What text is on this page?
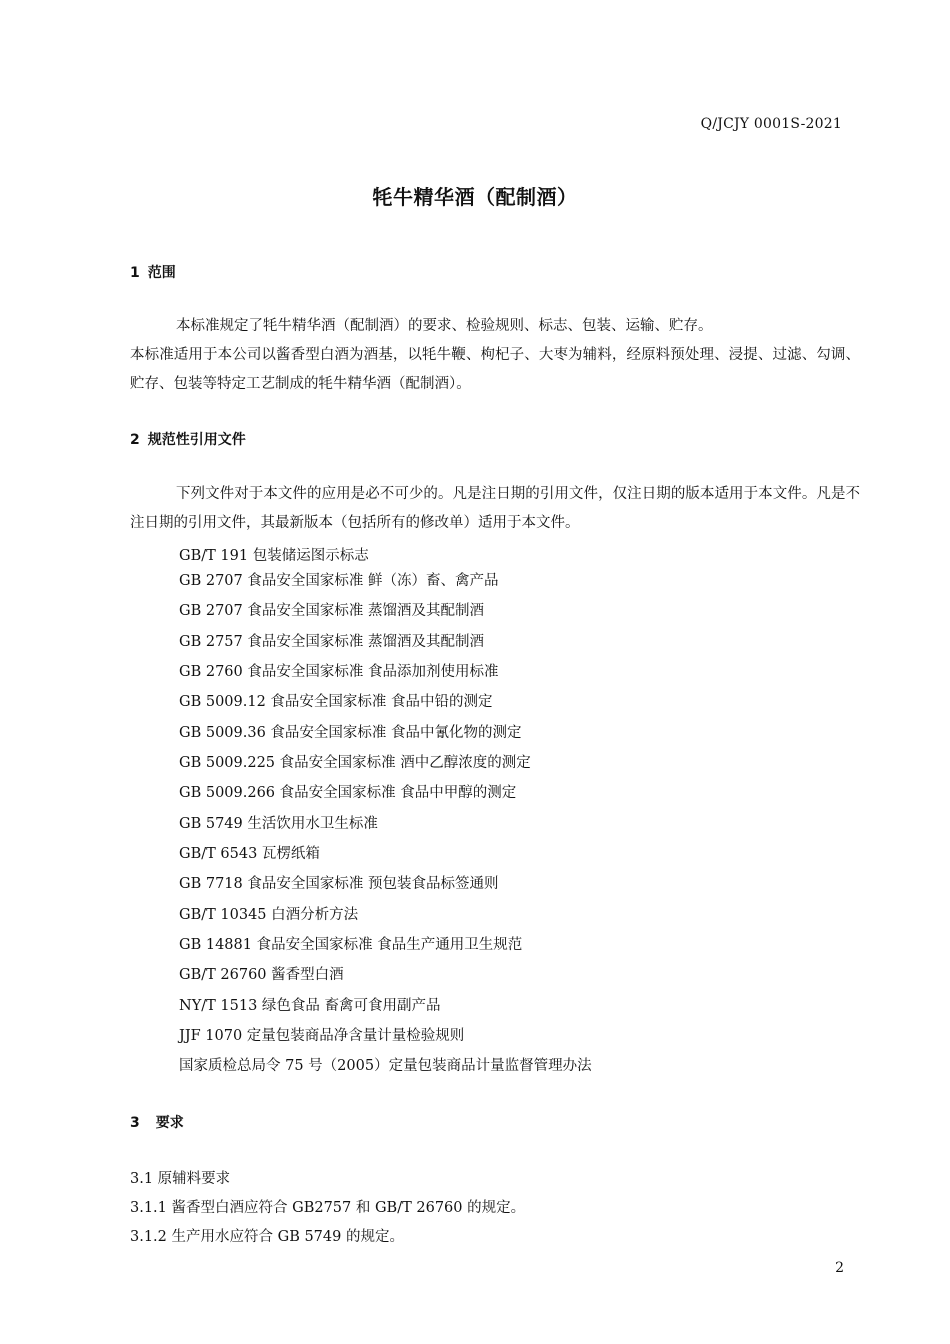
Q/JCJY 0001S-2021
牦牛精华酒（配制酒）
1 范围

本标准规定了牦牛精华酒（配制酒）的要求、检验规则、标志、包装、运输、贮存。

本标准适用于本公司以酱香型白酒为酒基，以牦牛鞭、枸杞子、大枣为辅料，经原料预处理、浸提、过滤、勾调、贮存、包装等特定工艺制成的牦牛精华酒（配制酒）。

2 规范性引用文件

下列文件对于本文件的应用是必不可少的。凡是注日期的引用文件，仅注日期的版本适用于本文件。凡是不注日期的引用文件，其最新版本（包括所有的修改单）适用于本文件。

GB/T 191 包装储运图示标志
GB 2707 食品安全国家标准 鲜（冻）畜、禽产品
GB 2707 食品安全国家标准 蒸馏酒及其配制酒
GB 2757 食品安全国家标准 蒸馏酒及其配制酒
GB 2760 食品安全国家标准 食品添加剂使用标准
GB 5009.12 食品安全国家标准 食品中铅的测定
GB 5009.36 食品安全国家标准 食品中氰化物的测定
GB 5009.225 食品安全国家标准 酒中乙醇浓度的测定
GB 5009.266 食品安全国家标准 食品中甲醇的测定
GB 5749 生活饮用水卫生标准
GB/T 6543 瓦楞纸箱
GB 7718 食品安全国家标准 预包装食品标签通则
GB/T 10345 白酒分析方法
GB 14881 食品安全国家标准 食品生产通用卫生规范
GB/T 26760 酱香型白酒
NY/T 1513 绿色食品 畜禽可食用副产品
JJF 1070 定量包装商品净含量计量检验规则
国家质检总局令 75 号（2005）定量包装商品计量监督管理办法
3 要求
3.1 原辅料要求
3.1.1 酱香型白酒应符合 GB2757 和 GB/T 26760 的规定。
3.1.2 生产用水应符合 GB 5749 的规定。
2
----
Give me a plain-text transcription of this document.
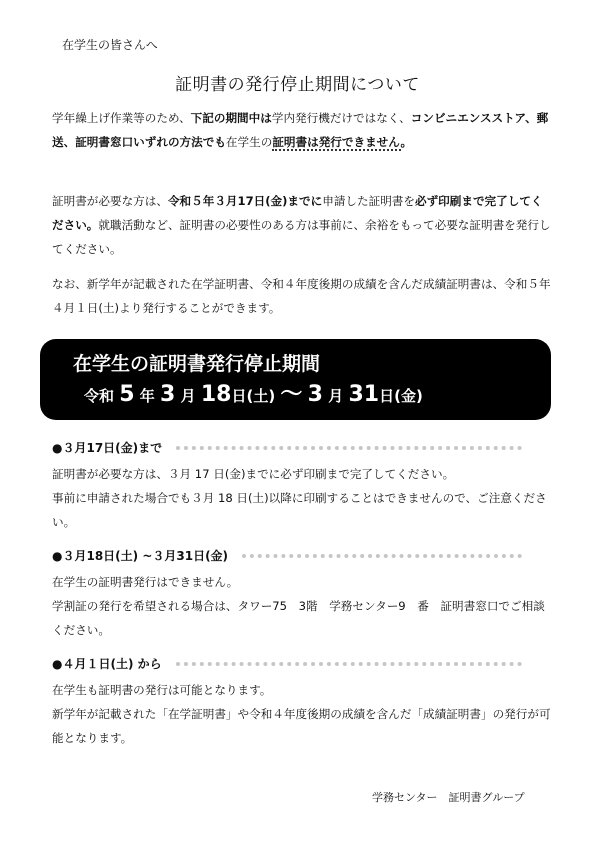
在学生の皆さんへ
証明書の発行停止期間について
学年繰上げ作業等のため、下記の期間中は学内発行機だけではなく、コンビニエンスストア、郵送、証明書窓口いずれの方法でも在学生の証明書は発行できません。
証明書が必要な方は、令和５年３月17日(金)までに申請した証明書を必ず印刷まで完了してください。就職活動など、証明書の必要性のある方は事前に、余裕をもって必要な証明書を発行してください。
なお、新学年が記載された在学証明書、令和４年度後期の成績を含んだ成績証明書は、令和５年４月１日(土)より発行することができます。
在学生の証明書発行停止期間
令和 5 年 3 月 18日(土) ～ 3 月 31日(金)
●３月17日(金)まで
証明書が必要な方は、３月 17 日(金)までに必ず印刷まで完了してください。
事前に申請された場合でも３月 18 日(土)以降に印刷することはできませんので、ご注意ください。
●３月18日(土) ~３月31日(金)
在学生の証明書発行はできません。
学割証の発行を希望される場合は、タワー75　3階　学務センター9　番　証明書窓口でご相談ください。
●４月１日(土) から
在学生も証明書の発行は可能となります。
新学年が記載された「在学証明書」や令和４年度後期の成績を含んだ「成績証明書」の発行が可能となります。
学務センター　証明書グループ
----
Look through the entries above for the word "証明書が必要な方は". Copy every line where it shows up.

証明書が必要な方は、令和５年３月17日(金)までに申請した証明書を必ず印刷まで完了してください。就職活動など、証明書の必要性のある方は事前に、余裕をもって必要な証明書を発行してください。
証明書が必要な方は、３月 17 日(金)までに必ず印刷まで完了してください。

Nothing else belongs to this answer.